*EXTRACT PROVIDED:*
Last Saturday we went on a tour of the DMZ with the USO. Our tickets cost 92,400 won per person, but it was worth it. Our itinerary for the day was:

  • 5:30am – Left for the Dangjin bus terminal
  • 6:00am – Left for Seoul
  • 7:30am – Arrived at the Express Bus Terminal
  • 8:00am – Found the USO and then went to find breakfast
  • 8:30am – Checked in at the USO
  • 9:00 – 10:00am – Rode a bus to the 3rd Tunnel
Before touring the 3rd Tunnel our tour guide took us through a small museum about the area. Tourists cannot take bags into the 3rd tunnel or cameras, but they provide free lockers. We were given yellow hard hats to wear on our 450 meter descent. The tunnel was smaller than I was expecting. Two people could walk side by side through most of the tunnel. The ceiling was low, even I had to duck (with the helmet on I was probably 5’7″).   We walked single file to the 3rd barricade where we could look through a window to see the 2nd barricade, and then we turned around and exited the same way we came.
  •  11:00am – Left for the Dora Observatory
At the Dora Observatory our tour guide pointed out the only two villages in the DMZ and their flag poles. She told us that when the South Korean village built a new taller flag pole, the North Koreans built an even bigger pole. The tallest building in the North Korean village is mostly empty. It serves to entice South Koreans to defect to the north.
You can take pictures, but you have to stand behind the yellow line painted on the ground. I learned the reason for this is that there is a military base nearby and they don’t want anyone taking pictures of it.
  • 11:53am – Arrived at Dorasan Station
Dorasan Station is the last station before the DMZ. It was built as an international train station in hopes that one day the north will allow trains to pass through North Korea. If South Korea could do this, then it would only take 10 days to ship products to/from Europe instead of 30 days by sea. We bought post cards and had them stamped at the station.

*DATA SECTION:*

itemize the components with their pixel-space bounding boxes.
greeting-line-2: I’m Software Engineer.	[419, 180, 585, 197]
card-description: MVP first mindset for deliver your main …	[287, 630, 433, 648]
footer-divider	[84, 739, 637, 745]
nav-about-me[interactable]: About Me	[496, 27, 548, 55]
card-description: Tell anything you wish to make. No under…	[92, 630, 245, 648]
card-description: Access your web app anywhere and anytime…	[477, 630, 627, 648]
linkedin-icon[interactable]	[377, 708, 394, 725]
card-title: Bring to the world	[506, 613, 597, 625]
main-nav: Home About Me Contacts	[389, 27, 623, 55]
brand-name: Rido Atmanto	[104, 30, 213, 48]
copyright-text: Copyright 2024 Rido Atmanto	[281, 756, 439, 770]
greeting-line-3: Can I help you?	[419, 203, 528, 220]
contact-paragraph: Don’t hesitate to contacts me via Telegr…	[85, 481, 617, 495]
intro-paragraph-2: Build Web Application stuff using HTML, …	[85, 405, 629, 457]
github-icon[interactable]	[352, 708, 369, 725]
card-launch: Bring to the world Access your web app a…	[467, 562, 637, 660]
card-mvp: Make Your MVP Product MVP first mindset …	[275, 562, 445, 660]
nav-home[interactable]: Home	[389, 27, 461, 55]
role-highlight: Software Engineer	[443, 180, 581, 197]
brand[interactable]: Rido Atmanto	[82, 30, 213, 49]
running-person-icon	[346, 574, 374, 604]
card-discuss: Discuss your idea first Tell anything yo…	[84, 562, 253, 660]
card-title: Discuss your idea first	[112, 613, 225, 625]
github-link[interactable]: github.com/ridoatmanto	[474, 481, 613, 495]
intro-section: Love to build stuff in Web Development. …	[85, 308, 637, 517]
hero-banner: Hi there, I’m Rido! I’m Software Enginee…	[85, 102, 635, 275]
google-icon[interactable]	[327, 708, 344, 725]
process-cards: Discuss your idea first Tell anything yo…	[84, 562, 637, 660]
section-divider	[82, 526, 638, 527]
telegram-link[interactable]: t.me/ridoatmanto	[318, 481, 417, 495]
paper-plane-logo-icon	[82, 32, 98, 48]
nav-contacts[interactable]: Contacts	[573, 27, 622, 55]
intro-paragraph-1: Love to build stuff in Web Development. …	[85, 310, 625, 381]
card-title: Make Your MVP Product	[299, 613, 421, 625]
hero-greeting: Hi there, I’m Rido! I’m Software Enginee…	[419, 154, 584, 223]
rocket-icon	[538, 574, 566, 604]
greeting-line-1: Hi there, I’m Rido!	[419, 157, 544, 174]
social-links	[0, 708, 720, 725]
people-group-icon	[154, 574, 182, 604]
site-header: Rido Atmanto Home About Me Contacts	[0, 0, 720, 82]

*WHAT IS EXPECTED:* Copy out the full DMZ tour account above word for word, from its first line to its last.

*PROBLEM SOLUTION:*
Last Saturday we went on a tour of the DMZ with the USO. Our tickets cost 92,400 won per person, but it was worth it. Our itinerary for the day was:

  • 5:30am – Left for the Dangjin bus terminal
  • 6:00am – Left for Seoul
  • 7:30am – Arrived at the Express Bus Terminal
  • 8:00am – Found the USO and then went to find breakfast
  • 8:30am – Checked in at the USO
  • 9:00 – 10:00am – Rode a bus to the 3rd Tunnel
Before touring the 3rd Tunnel our tour guide took us through a small museum about the area. Tourists cannot take bags into the 3rd tunnel or cameras, but they provide free lockers. We were given yellow hard hats to wear on our 450 meter descent. The tunnel was smaller than I was expecting. Two people could walk side by side through most of the tunnel. The ceiling was low, even I had to duck (with the helmet on I was probably 5’7″).   We walked single file to the 3rd barricade where we could look through a window to see the 2nd barricade, and then we turned around and exited the same way we came.
  •  11:00am – Left for the Dora Observatory
At the Dora Observatory our tour guide pointed out the only two villages in the DMZ and their flag poles. She told us that when the South Korean village built a new taller flag pole, the North Koreans built an even bigger pole. The tallest building in the North Korean village is mostly empty. It serves to entice South Koreans to defect to the north.
You can take pictures, but you have to stand behind the yellow line painted on the ground. I learned the reason for this is that there is a military base nearby and they don’t want anyone taking pictures of it.
  • 11:53am – Arrived at Dorasan Station
Dorasan Station is the last station before the DMZ. It was built as an international train station in hopes that one day the north will allow trains to pass through North Korea. If South Korea could do this, then it would only take 10 days to ship products to/from Europe instead of 30 days by sea. We bought post cards and had them stamped at the station.